Content starts

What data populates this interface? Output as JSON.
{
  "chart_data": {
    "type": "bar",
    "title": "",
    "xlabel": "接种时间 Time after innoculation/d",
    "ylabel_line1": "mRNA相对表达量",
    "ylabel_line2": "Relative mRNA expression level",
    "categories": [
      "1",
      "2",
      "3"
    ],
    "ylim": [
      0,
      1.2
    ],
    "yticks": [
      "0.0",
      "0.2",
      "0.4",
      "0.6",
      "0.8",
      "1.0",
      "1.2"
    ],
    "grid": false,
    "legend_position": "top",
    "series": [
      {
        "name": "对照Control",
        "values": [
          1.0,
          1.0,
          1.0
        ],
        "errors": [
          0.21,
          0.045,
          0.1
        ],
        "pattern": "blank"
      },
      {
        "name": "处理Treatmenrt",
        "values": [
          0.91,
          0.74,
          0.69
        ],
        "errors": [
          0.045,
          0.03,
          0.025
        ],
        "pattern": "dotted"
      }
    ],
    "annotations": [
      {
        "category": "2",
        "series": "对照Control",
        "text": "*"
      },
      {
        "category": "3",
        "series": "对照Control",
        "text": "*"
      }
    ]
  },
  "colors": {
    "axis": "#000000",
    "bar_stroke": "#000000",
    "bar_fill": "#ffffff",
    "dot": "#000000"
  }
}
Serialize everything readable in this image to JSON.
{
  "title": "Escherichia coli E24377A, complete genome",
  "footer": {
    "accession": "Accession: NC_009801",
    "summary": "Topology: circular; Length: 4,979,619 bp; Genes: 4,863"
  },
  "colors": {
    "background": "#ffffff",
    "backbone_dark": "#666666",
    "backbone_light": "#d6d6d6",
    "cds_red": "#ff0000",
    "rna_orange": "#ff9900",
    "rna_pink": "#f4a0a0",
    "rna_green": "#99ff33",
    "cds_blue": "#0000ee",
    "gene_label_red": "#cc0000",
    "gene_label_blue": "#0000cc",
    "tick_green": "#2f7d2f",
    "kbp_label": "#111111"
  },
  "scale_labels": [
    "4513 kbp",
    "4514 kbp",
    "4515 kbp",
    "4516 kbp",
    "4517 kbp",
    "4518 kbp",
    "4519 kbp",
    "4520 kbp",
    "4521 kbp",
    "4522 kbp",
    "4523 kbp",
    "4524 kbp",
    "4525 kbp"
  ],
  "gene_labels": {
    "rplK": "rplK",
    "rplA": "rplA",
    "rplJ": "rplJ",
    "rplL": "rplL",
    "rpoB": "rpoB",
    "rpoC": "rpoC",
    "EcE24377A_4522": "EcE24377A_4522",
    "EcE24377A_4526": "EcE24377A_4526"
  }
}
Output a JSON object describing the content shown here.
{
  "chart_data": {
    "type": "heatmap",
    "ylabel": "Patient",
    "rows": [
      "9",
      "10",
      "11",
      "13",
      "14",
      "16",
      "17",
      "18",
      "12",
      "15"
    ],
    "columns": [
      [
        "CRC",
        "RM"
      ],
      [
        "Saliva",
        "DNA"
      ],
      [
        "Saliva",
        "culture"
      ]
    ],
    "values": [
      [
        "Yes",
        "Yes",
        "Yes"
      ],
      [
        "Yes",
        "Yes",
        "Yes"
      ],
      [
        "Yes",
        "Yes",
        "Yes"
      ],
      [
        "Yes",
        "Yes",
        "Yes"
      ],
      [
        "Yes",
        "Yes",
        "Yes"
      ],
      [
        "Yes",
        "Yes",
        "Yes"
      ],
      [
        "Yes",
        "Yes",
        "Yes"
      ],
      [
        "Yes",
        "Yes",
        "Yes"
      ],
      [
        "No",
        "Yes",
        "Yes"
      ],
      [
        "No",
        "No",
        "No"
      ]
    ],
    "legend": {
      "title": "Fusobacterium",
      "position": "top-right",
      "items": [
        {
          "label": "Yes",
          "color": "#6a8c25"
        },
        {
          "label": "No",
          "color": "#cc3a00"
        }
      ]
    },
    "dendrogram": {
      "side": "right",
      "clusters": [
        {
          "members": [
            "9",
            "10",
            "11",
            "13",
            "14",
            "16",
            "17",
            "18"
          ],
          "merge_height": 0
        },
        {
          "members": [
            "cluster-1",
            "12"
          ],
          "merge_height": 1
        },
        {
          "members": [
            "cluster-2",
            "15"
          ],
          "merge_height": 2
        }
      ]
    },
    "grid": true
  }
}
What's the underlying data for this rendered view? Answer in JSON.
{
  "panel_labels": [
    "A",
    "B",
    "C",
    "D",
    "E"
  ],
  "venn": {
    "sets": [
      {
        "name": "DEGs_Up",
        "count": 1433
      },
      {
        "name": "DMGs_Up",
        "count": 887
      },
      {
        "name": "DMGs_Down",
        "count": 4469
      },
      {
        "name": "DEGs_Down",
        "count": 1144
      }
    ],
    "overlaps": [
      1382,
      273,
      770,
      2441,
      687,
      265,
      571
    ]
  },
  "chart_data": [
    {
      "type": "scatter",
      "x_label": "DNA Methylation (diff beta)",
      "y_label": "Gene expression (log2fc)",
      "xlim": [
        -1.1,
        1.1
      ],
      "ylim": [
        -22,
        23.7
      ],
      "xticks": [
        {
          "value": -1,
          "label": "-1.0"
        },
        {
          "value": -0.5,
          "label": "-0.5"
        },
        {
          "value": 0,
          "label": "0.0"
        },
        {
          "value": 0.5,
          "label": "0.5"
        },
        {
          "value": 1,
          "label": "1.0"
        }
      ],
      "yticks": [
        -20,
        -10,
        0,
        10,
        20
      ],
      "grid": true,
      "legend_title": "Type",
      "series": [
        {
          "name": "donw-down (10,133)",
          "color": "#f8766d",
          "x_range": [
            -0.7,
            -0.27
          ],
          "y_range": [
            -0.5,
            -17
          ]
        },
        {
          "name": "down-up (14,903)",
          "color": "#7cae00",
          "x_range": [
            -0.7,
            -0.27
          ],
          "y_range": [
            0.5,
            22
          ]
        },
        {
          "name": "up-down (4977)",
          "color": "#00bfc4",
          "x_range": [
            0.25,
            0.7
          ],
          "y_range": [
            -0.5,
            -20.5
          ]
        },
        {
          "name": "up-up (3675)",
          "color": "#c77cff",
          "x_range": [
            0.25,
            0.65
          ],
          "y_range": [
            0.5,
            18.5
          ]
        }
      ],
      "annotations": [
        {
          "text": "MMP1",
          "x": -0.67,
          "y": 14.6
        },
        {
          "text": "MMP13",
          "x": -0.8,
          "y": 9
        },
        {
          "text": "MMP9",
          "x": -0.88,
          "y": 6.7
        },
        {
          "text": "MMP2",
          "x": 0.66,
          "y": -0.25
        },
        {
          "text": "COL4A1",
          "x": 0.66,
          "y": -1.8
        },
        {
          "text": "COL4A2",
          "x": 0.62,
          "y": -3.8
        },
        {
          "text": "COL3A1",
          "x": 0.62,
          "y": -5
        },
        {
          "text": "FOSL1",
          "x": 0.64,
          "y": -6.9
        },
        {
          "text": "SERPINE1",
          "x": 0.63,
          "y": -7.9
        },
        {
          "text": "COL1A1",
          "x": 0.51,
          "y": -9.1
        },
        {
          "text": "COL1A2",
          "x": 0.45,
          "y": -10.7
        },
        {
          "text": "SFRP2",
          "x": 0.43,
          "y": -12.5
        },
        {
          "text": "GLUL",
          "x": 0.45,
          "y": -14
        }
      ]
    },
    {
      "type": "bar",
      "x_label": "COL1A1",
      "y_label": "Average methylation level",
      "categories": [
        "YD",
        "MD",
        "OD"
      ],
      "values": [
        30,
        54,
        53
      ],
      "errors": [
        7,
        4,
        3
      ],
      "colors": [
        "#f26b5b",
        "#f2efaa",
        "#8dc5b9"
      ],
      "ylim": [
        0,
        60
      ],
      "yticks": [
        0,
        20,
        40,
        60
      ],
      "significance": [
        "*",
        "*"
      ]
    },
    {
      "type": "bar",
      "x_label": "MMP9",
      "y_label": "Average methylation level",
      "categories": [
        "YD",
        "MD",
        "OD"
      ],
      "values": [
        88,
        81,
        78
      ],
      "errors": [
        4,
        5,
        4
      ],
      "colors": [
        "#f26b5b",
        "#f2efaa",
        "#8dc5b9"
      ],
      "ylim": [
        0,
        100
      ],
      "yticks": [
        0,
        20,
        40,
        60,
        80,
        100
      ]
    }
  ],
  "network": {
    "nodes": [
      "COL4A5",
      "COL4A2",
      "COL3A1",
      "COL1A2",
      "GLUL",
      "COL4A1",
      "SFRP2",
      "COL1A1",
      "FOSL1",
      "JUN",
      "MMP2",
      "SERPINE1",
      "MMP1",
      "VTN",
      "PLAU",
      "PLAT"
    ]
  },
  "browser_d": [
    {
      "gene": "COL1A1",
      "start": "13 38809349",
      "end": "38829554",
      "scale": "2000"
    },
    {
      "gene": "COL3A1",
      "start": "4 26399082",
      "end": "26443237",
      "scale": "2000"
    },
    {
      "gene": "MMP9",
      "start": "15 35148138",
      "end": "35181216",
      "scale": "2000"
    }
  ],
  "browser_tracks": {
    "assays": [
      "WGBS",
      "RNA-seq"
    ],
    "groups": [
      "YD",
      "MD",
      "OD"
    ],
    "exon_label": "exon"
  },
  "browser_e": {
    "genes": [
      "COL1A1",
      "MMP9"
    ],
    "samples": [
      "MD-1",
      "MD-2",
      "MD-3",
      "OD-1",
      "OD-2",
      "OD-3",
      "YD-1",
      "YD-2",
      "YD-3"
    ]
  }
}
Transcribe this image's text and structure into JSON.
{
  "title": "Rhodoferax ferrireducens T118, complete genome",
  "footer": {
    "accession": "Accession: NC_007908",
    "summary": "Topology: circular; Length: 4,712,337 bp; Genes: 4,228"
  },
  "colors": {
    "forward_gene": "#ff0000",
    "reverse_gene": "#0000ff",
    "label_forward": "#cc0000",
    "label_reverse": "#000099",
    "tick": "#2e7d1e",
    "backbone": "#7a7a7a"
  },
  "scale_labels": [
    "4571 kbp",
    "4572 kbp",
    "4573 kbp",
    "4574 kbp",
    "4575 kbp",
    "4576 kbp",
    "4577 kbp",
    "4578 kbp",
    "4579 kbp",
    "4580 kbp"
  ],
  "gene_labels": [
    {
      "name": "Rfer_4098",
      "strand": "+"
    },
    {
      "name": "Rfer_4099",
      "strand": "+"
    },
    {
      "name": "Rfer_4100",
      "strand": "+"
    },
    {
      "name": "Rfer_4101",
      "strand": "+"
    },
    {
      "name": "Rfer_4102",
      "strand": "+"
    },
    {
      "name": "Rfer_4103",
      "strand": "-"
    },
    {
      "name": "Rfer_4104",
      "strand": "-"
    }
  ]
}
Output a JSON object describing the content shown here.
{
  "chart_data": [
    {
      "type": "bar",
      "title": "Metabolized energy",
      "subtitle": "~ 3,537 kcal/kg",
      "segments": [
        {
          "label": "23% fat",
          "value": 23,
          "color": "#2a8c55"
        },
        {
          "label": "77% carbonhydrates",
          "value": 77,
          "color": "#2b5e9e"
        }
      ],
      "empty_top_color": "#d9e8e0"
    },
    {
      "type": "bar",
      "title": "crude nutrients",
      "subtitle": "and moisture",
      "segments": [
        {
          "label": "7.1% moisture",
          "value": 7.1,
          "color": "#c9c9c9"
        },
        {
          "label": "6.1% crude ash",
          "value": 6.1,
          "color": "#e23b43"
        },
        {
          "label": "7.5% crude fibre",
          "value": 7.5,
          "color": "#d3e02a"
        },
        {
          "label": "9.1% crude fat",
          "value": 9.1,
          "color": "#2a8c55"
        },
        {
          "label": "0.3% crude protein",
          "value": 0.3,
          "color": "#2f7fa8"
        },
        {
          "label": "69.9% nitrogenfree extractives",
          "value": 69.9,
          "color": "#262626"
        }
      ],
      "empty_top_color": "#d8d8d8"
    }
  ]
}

Content ends

* WORK TO BE COMPLETED: Select all lines in the listing that include the word "series".

* RESULT:
    "series": [
        "series": "对照Control",
        "series": "对照Control",
      "series": [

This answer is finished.